What needs to be done |
Rewrite every line of the records below as a numbered list. Skip blank lines and leave out the pictures.

Provided material |
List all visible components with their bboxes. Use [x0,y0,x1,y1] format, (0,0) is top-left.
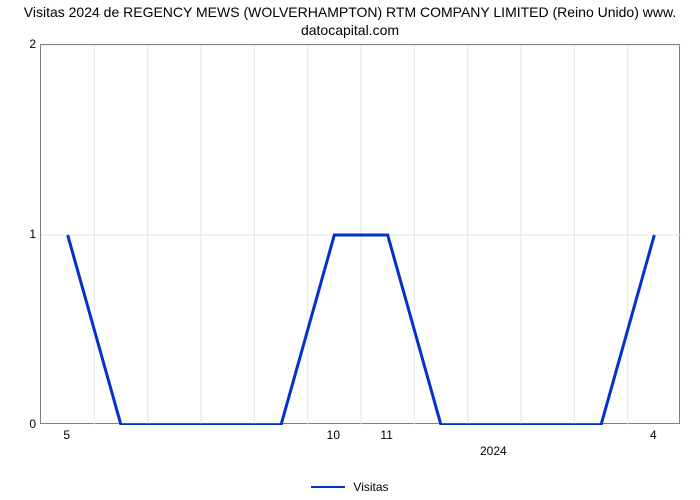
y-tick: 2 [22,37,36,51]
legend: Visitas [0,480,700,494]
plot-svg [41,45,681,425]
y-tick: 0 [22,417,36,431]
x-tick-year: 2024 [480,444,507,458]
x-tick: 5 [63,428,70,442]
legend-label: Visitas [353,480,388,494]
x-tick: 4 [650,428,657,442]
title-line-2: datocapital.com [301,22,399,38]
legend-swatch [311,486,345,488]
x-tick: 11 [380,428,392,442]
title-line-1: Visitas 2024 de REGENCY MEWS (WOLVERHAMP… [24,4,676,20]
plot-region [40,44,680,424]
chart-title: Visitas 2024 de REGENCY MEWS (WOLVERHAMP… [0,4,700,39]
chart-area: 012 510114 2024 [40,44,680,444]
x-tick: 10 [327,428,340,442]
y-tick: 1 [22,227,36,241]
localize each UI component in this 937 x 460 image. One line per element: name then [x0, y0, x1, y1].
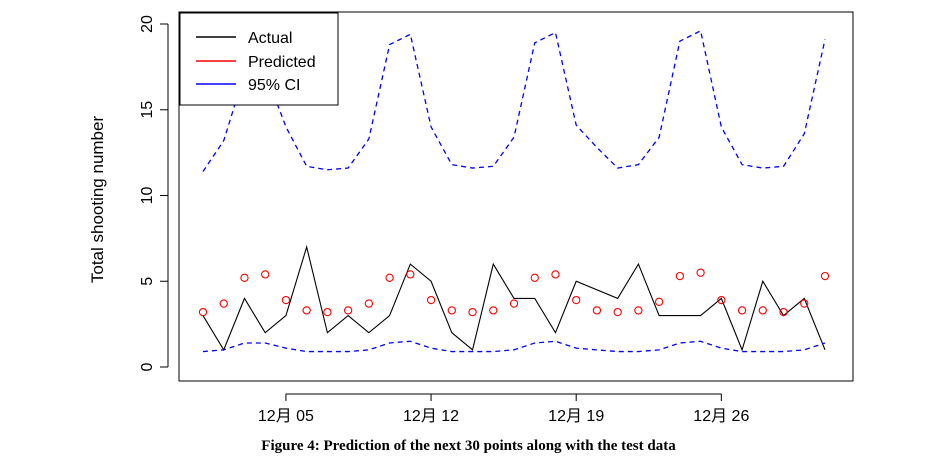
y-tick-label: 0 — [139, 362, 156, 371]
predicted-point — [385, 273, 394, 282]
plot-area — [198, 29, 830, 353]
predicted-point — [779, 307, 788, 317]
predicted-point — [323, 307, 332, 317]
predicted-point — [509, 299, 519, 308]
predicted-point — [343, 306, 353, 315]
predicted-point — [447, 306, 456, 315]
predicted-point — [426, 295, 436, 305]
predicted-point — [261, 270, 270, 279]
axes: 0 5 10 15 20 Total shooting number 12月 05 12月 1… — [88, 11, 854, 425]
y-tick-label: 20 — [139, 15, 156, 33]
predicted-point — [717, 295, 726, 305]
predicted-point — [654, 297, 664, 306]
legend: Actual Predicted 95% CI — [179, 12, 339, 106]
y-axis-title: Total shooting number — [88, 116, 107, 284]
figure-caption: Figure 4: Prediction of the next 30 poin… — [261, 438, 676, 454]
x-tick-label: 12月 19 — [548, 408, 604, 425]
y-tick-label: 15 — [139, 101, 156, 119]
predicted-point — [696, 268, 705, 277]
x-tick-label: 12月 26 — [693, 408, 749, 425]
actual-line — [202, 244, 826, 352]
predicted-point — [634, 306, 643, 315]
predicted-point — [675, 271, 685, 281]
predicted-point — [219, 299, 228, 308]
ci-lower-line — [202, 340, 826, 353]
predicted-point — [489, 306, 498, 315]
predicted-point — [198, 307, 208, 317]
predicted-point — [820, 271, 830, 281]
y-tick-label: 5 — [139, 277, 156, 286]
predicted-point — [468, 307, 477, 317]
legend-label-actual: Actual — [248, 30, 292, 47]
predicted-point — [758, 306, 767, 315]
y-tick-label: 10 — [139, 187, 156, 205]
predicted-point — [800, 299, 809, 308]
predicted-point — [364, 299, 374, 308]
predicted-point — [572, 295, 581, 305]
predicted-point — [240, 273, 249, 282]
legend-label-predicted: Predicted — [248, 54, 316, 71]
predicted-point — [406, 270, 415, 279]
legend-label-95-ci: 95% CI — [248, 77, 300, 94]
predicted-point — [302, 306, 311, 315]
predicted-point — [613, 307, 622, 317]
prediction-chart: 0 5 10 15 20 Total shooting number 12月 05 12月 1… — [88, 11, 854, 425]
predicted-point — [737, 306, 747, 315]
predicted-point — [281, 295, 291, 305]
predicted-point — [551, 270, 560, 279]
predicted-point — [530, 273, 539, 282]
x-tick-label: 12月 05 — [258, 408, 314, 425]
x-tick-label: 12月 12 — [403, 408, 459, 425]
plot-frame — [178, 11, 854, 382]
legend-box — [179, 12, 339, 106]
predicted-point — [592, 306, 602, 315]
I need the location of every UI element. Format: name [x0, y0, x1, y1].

Full output |
1. List all visible components with their bboxes. Use [x0,y0,x1,y1] format, (0,0) is top-left.
2. y-tick: 2 [22,37,36,51]
3. legend: Visitas [0,480,700,494]
4. plot-svg [41,45,681,425]
5. y-tick: 0 [22,417,36,431]
6. x-tick-year: 2024 [480,444,507,458]
7. x-tick: 5 [63,428,70,442]
8. legend-label: Visitas [353,480,388,494]
9. x-tick: 4 [650,428,657,442]
10. title-line-2: datocapital.com [301,22,399,38]
11. legend-swatch [311,486,345,488]
12. x-tick: 11 [380,428,392,442]
13. title-line-1: Visitas 2024 de REGENCY MEWS (WOLVERHAMP… [24,4,676,20]
14. plot-region [40,44,680,424]
15. chart-title: Visitas 2024 de REGENCY MEWS (WOLVERHAMP… [0,4,700,39]
16. chart-area: 012 510114 2024 [40,44,680,444]
17. x-tick: 10 [327,428,340,442]
18. y-tick: 1 [22,227,36,241]
19. localize each UI component in this 937 x 460 image. One line per element: name then [x0, y0, x1, y1].
20. y-tick-label: 0 — [139, 362, 156, 371]
21. predicted-point — [385, 273, 394, 282]
22. plot-area — [198, 29, 830, 353]
23. predicted-point — [779, 307, 788, 317]
24. predicted-point — [323, 307, 332, 317]
25. predicted-point — [509, 299, 519, 308]
26. predicted-point — [343, 306, 353, 315]
27. predicted-point — [447, 306, 456, 315]
28. predicted-point — [426, 295, 436, 305]
29. predicted-point — [261, 270, 270, 279]
30. axes: 0 5 10 15 20 Total shooting number 12月 05 12月 1… — [88, 11, 854, 425]
31. y-tick-label: 20 — [139, 15, 156, 33]
32. predicted-point — [717, 295, 726, 305]
33. predicted-point — [654, 297, 664, 306]
34. legend: Actual Predicted 95% CI — [179, 12, 339, 106]
35. y-axis-title: Total shooting number — [88, 116, 107, 284]
36. figure-caption: Figure 4: Prediction of the next 30 poin… — [261, 438, 676, 454]
37. x-tick-label: 12月 19 — [548, 408, 604, 425]
38. y-tick-label: 15 — [139, 101, 156, 119]
39. predicted-point — [696, 268, 705, 277]
40. x-tick-label: 12月 26 — [693, 408, 749, 425]
41. actual-line — [202, 244, 826, 352]
42. predicted-point — [634, 306, 643, 315]
43. predicted-point — [675, 271, 685, 281]
44. predicted-point — [219, 299, 228, 308]
45. ci-lower-line — [202, 340, 826, 353]
46. predicted-point — [489, 306, 498, 315]
47. predicted-point — [198, 307, 208, 317]
48. predicted-point — [820, 271, 830, 281]
49. y-tick-label: 5 — [139, 277, 156, 286]
50. predicted-point — [468, 307, 477, 317]
51. legend-label-actual: Actual — [248, 30, 292, 47]
52. predicted-point — [758, 306, 767, 315]
53. y-tick-label: 10 — [139, 187, 156, 205]
54. predicted-point — [800, 299, 809, 308]
55. predicted-point — [364, 299, 374, 308]
56. predicted-point — [572, 295, 581, 305]
57. predicted-point — [240, 273, 249, 282]
58. legend-label-predicted: Predicted — [248, 54, 316, 71]
59. predicted-point — [406, 270, 415, 279]
60. legend-label-95-ci: 95% CI — [248, 77, 300, 94]
61. predicted-point — [302, 306, 311, 315]
62. predicted-point — [613, 307, 622, 317]
63. prediction-chart: 0 5 10 15 20 Total shooting number 12月 05 12月 1… — [88, 11, 854, 425]
64. predicted-point — [737, 306, 747, 315]
65. predicted-point — [281, 295, 291, 305]
66. predicted-point — [551, 270, 560, 279]
67. predicted-point — [530, 273, 539, 282]
68. x-tick-label: 12月 05 — [258, 408, 314, 425]
69. x-tick-label: 12月 12 — [403, 408, 459, 425]
70. plot-frame — [178, 11, 854, 382]
71. legend-box — [179, 12, 339, 106]
72. predicted-point — [592, 306, 602, 315]
73. I need the location of every UI element. Format: name [x0, y0, x1, y1].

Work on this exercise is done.